## Start Article
Ensuring Appropriate and Stable Exchange Rates
A Report of the Policy Subcommittee of the Committee on International Finance
September 11, 1995
- Although more than twenty years have passed since the adoption of the floating
exchange rate system in 1973, contrary to earlier expectations, the system has not led to a
quick correction of current account imbalances. Instead the system has brought on drastic
swings in exchange rates and created wide gaps between actual and appropriate rates,
adversely affecting the national economies of many nations as well as their business
activities. (See Note 1)
- Since the beginning of 1995, the value of the yen surged greatly against the US dollar
and in April reached the unprecedented level of less than 80 yen to one dollar. In response,
following the Bank of Japan's guiding money market rate below effective rates on July 7th,
on August 2nd the Government announced its incentive package, "Measures to Promote
Overseas Investments and Loans Aiming for Correction of The Yen Appreciation", and
working with the US and Germany, launched a coordinated intervention effort in the
exchange markets. Along with other forces, these efforts have gradually slowed the yen's
appreciation, although it is still over-valued in relation to Japan's current economic capacity.
## End Article
## Start Stored rows
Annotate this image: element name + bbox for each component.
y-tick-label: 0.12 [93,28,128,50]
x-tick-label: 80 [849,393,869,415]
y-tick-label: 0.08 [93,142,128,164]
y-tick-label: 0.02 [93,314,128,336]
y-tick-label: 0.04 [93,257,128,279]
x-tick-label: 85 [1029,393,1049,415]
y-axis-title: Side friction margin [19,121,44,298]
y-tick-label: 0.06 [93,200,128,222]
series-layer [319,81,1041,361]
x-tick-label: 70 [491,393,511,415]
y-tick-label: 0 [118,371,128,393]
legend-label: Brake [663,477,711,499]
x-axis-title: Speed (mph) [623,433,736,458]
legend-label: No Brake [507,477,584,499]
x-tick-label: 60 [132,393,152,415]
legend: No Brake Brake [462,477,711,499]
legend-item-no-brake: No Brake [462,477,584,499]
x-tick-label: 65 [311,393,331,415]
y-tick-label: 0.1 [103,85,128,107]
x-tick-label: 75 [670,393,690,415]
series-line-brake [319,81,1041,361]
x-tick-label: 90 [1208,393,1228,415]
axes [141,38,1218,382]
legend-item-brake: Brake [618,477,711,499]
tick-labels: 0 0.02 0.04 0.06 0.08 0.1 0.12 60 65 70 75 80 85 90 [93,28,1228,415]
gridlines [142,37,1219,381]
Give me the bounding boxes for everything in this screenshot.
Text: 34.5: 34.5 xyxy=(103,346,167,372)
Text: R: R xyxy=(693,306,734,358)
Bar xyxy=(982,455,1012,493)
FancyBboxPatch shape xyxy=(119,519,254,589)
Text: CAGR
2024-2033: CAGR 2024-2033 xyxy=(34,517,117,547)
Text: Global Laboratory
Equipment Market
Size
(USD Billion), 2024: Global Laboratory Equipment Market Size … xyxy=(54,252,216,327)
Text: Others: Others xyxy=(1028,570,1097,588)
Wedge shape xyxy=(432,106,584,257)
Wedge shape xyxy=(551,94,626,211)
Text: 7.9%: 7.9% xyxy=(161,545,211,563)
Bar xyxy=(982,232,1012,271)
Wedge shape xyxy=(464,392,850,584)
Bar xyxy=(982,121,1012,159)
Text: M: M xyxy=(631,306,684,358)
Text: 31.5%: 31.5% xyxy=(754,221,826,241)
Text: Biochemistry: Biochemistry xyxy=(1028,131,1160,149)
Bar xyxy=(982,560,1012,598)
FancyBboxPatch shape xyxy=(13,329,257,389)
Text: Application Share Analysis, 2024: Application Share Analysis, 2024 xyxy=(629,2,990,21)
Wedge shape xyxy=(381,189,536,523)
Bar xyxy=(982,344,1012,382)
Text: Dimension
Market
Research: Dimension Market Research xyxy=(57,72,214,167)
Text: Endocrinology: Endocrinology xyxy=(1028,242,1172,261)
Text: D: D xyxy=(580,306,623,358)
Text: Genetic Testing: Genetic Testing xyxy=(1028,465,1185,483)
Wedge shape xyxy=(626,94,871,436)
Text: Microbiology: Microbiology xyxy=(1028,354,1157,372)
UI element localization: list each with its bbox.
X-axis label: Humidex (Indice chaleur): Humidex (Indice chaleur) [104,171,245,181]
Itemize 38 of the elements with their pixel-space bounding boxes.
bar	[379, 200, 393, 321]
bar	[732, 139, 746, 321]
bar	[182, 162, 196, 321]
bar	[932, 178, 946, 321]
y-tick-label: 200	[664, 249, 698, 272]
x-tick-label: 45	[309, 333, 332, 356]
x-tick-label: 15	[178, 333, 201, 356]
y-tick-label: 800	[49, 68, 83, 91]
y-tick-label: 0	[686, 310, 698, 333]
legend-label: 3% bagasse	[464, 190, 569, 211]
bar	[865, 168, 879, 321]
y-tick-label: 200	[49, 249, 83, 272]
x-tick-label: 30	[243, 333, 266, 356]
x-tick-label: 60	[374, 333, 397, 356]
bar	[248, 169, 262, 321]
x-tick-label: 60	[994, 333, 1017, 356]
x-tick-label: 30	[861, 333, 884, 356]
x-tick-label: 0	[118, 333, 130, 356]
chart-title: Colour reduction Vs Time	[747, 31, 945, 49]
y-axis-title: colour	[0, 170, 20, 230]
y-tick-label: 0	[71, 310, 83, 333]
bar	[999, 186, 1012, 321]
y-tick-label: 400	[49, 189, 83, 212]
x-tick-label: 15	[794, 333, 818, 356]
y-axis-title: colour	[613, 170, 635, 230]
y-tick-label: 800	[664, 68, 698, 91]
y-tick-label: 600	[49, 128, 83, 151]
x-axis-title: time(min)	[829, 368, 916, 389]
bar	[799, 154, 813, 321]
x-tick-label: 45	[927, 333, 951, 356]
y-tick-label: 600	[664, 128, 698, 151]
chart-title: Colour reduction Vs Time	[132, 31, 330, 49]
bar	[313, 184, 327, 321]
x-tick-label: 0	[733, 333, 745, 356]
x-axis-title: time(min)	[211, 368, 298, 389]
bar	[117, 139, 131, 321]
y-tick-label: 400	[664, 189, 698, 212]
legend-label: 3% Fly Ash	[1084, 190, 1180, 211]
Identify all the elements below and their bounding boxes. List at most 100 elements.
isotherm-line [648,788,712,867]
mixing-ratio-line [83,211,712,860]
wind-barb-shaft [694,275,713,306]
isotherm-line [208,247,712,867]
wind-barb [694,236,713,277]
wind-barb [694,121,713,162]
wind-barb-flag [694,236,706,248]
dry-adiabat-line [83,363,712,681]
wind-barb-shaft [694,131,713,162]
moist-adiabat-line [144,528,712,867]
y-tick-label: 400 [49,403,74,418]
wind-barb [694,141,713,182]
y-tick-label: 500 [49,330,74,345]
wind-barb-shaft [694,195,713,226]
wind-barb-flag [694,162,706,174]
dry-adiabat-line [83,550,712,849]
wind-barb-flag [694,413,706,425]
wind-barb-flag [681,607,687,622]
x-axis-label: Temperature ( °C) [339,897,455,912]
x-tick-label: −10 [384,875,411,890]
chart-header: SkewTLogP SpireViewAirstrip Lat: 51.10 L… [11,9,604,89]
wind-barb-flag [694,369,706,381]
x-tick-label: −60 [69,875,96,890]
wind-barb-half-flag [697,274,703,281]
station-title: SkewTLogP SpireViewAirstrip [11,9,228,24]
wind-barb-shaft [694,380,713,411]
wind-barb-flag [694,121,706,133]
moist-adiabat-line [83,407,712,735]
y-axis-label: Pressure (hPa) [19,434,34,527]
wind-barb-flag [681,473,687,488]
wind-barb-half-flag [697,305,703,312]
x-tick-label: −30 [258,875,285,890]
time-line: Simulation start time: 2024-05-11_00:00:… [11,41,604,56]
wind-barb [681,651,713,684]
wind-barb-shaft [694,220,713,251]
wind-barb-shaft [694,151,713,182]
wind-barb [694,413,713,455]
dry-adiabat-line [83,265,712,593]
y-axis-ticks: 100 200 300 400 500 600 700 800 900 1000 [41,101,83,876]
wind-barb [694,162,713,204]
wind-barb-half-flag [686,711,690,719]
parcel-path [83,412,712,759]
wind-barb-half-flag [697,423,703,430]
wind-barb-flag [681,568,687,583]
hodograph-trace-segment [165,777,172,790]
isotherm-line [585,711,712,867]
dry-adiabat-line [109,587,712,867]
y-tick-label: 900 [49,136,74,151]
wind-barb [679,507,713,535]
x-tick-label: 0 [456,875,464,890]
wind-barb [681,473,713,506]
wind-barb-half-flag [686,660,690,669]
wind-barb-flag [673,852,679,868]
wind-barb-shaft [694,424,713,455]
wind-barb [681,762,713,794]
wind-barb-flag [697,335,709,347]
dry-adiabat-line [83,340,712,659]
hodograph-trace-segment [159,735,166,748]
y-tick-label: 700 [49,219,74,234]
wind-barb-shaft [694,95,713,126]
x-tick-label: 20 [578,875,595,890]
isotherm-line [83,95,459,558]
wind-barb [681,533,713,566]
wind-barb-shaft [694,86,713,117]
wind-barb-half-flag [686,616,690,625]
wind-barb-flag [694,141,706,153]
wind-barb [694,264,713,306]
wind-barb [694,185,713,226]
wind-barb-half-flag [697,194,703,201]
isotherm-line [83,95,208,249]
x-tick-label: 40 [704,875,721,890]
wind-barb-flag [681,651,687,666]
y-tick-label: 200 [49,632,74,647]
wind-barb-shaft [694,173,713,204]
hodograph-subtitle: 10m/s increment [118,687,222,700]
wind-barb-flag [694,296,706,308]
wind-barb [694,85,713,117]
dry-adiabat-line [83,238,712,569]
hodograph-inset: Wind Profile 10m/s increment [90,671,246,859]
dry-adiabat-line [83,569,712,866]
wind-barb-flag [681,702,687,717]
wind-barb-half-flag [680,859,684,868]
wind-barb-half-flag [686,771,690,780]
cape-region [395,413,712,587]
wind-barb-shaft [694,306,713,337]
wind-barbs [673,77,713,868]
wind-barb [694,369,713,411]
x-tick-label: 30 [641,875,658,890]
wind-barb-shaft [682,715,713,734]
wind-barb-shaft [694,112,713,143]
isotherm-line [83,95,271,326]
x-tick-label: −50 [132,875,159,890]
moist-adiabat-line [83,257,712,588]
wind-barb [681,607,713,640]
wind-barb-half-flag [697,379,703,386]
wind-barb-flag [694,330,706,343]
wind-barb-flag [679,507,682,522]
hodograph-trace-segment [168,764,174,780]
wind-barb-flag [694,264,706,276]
## End Stored rows
Stated problem A: Reproduce the report on exchange rates word for word, in full.
Stated problem B: Update the listing from its first line through the line containing "y-axis-title: Side friction" by changing "y-tick-label" to "vertical-tick-label" and leaving everything else as it is. Return only those lines.

Task output A:
Ensuring Appropriate and Stable Exchange Rates
A Report of the Policy Subcommittee of the Committee on International Finance
September 11, 1995
- Although more than twenty years have passed since the adoption of the floating
exchange rate system in 1973, contrary to earlier expectations, the system has not led to a
quick correction of current account imbalances. Instead the system has brought on drastic
swings in exchange rates and created wide gaps between actual and appropriate rates,
adversely affecting the national economies of many nations as well as their business
activities. (See Note 1)
- Since the beginning of 1995, the value of the yen surged greatly against the US dollar
and in April reached the unprecedented level of less than 80 yen to one dollar. In response,
following the Bank of Japan's guiding money market rate below effective rates on July 7th,
on August 2nd the Government announced its incentive package, "Measures to Promote
Overseas Investments and Loans Aiming for Correction of The Yen Appreciation", and
working with the US and Germany, launched a coordinated intervention effort in the
exchange markets. Along with other forces, these efforts have gradually slowed the yen's
appreciation, although it is still over-valued in relation to Japan's current economic capacity.

Task output B:
Annotate this image: element name + bbox for each component.
vertical-tick-label: 0.12 [93,28,128,50]
x-tick-label: 80 [849,393,869,415]
vertical-tick-label: 0.08 [93,142,128,164]
vertical-tick-label: 0.02 [93,314,128,336]
vertical-tick-label: 0.04 [93,257,128,279]
x-tick-label: 85 [1029,393,1049,415]
y-axis-title: Side friction margin [19,121,44,298]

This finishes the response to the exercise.